● Your objective:
Copy all of the records below verbatim.

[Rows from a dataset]
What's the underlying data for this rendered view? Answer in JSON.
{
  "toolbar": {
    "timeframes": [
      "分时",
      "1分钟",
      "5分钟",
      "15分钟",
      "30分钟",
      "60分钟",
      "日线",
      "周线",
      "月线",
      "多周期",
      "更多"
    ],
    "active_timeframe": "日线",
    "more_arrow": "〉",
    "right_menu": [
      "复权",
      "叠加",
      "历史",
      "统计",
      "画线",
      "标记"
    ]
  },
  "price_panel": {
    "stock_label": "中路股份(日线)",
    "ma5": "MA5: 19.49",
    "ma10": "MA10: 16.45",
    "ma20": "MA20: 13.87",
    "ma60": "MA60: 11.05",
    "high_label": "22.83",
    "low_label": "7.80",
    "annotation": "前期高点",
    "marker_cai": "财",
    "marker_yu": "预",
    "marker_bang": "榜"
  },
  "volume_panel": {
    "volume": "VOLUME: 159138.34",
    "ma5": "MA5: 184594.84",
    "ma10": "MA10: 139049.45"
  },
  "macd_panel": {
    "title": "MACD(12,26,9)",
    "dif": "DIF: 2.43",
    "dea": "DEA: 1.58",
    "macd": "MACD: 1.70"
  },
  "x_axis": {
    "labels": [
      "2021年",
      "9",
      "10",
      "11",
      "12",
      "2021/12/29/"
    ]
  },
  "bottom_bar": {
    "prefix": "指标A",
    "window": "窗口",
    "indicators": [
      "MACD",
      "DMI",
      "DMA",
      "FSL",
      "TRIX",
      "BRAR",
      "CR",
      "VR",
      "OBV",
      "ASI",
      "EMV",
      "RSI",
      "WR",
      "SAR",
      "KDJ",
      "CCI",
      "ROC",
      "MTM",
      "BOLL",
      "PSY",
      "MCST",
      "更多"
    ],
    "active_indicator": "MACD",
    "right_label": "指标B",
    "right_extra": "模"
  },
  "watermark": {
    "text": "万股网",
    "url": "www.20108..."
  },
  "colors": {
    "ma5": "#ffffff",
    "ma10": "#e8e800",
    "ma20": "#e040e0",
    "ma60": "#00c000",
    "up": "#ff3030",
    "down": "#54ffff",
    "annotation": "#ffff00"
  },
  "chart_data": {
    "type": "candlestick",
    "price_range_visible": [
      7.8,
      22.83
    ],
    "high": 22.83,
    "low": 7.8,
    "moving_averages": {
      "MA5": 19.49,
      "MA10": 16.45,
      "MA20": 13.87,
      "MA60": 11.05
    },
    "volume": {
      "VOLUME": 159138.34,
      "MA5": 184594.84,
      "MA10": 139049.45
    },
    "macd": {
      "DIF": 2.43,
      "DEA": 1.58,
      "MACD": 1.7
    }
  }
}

● Response:
What's the underlying data for this rendered view? Answer in JSON.
{
  "toolbar": {
    "timeframes": [
      "分时",
      "1分钟",
      "5分钟",
      "15分钟",
      "30分钟",
      "60分钟",
      "日线",
      "周线",
      "月线",
      "多周期",
      "更多"
    ],
    "active_timeframe": "日线",
    "more_arrow": "〉",
    "right_menu": [
      "复权",
      "叠加",
      "历史",
      "统计",
      "画线",
      "标记"
    ]
  },
  "price_panel": {
    "stock_label": "中路股份(日线)",
    "ma5": "MA5: 19.49",
    "ma10": "MA10: 16.45",
    "ma20": "MA20: 13.87",
    "ma60": "MA60: 11.05",
    "high_label": "22.83",
    "low_label": "7.80",
    "annotation": "前期高点",
    "marker_cai": "财",
    "marker_yu": "预",
    "marker_bang": "榜"
  },
  "volume_panel": {
    "volume": "VOLUME: 159138.34",
    "ma5": "MA5: 184594.84",
    "ma10": "MA10: 139049.45"
  },
  "macd_panel": {
    "title": "MACD(12,26,9)",
    "dif": "DIF: 2.43",
    "dea": "DEA: 1.58",
    "macd": "MACD: 1.70"
  },
  "x_axis": {
    "labels": [
      "2021年",
      "9",
      "10",
      "11",
      "12",
      "2021/12/29/"
    ]
  },
  "bottom_bar": {
    "prefix": "指标A",
    "window": "窗口",
    "indicators": [
      "MACD",
      "DMI",
      "DMA",
      "FSL",
      "TRIX",
      "BRAR",
      "CR",
      "VR",
      "OBV",
      "ASI",
      "EMV",
      "RSI",
      "WR",
      "SAR",
      "KDJ",
      "CCI",
      "ROC",
      "MTM",
      "BOLL",
      "PSY",
      "MCST",
      "更多"
    ],
    "active_indicator": "MACD",
    "right_label": "指标B",
    "right_extra": "模"
  },
  "watermark": {
    "text": "万股网",
    "url": "www.20108..."
  },
  "colors": {
    "ma5": "#ffffff",
    "ma10": "#e8e800",
    "ma20": "#e040e0",
    "ma60": "#00c000",
    "up": "#ff3030",
    "down": "#54ffff",
    "annotation": "#ffff00"
  },
  "chart_data": {
    "type": "candlestick",
    "price_range_visible": [
      7.8,
      22.83
    ],
    "high": 22.83,
    "low": 7.8,
    "moving_averages": {
      "MA5": 19.49,
      "MA10": 16.45,
      "MA20": 13.87,
      "MA60": 11.05
    },
    "volume": {
      "VOLUME": 159138.34,
      "MA5": 184594.84,
      "MA10": 139049.45
    },
    "macd": {
      "DIF": 2.43,
      "DEA": 1.58,
      "MACD": 1.7
    }
  }
}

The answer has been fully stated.